▼

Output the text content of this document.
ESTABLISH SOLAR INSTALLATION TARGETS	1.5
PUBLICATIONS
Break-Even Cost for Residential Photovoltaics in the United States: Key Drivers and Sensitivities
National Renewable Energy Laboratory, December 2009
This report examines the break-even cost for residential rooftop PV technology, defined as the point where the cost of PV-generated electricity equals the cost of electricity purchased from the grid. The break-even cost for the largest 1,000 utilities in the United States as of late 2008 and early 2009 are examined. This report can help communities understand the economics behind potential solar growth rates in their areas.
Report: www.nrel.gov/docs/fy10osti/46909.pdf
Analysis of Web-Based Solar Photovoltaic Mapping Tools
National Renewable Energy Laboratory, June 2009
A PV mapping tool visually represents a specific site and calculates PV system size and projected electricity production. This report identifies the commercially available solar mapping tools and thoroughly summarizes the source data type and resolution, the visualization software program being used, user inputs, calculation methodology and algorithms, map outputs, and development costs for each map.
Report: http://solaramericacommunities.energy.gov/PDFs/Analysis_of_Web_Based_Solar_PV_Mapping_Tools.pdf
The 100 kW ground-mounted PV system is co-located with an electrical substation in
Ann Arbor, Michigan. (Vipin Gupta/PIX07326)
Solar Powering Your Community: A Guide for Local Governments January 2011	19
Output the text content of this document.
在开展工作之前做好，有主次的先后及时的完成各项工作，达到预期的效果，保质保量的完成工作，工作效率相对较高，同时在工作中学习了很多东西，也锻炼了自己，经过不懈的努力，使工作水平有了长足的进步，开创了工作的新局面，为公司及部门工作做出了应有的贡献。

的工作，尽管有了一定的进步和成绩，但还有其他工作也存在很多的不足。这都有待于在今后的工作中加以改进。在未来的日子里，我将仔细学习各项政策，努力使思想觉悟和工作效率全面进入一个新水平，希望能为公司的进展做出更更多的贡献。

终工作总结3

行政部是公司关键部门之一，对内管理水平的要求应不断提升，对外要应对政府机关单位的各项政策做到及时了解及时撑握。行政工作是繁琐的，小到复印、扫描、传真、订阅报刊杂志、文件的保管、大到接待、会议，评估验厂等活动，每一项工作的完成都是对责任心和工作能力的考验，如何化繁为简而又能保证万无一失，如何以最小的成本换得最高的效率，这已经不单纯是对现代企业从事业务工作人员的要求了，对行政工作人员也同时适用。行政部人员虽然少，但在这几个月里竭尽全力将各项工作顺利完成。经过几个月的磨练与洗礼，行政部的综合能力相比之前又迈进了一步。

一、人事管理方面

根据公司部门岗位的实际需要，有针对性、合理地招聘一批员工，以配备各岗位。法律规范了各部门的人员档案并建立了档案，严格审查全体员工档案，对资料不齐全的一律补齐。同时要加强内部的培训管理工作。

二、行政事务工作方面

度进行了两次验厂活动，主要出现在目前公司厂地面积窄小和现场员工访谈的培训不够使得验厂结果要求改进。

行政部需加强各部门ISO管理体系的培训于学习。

▲

Written problem » Write out the material exactly as given.

Expected answer »
Output the text content of this document.
ESTABLISH SOLAR INSTALLATION TARGETS	1.5
PUBLICATIONS
Break-Even Cost for Residential Photovoltaics in the United States: Key Drivers and Sensitivities
National Renewable Energy Laboratory, December 2009
This report examines the break-even cost for residential rooftop PV technology, defined as the point where the cost of PV-generated electricity equals the cost of electricity purchased from the grid. The break-even cost for the largest 1,000 utilities in the United States as of late 2008 and early 2009 are examined. This report can help communities understand the economics behind potential solar growth rates in their areas.
Report: www.nrel.gov/docs/fy10osti/46909.pdf
Analysis of Web-Based Solar Photovoltaic Mapping Tools
National Renewable Energy Laboratory, June 2009
A PV mapping tool visually represents a specific site and calculates PV system size and projected electricity production. This report identifies the commercially available solar mapping tools and thoroughly summarizes the source data type and resolution, the visualization software program being used, user inputs, calculation methodology and algorithms, map outputs, and development costs for each map.
Report: http://solaramericacommunities.energy.gov/PDFs/Analysis_of_Web_Based_Solar_PV_Mapping_Tools.pdf
The 100 kW ground-mounted PV system is co-located with an electrical substation in
Ann Arbor, Michigan. (Vipin Gupta/PIX07326)
Solar Powering Your Community: A Guide for Local Governments January 2011	19
Output the text content of this document.
在开展工作之前做好，有主次的先后及时的完成各项工作，达到预期的效果，保质保量的完成工作，工作效率相对较高，同时在工作中学习了很多东西，也锻炼了自己，经过不懈的努力，使工作水平有了长足的进步，开创了工作的新局面，为公司及部门工作做出了应有的贡献。

的工作，尽管有了一定的进步和成绩，但还有其他工作也存在很多的不足。这都有待于在今后的工作中加以改进。在未来的日子里，我将仔细学习各项政策，努力使思想觉悟和工作效率全面进入一个新水平，希望能为公司的进展做出更更多的贡献。

终工作总结3

行政部是公司关键部门之一，对内管理水平的要求应不断提升，对外要应对政府机关单位的各项政策做到及时了解及时撑握。行政工作是繁琐的，小到复印、扫描、传真、订阅报刊杂志、文件的保管、大到接待、会议，评估验厂等活动，每一项工作的完成都是对责任心和工作能力的考验，如何化繁为简而又能保证万无一失，如何以最小的成本换得最高的效率，这已经不单纯是对现代企业从事业务工作人员的要求了，对行政工作人员也同时适用。行政部人员虽然少，但在这几个月里竭尽全力将各项工作顺利完成。经过几个月的磨练与洗礼，行政部的综合能力相比之前又迈进了一步。

一、人事管理方面

根据公司部门岗位的实际需要，有针对性、合理地招聘一批员工，以配备各岗位。法律规范了各部门的人员档案并建立了档案，严格审查全体员工档案，对资料不齐全的一律补齐。同时要加强内部的培训管理工作。

二、行政事务工作方面

度进行了两次验厂活动，主要出现在目前公司厂地面积窄小和现场员工访谈的培训不够使得验厂结果要求改进。

行政部需加强各部门ISO管理体系的培训于学习。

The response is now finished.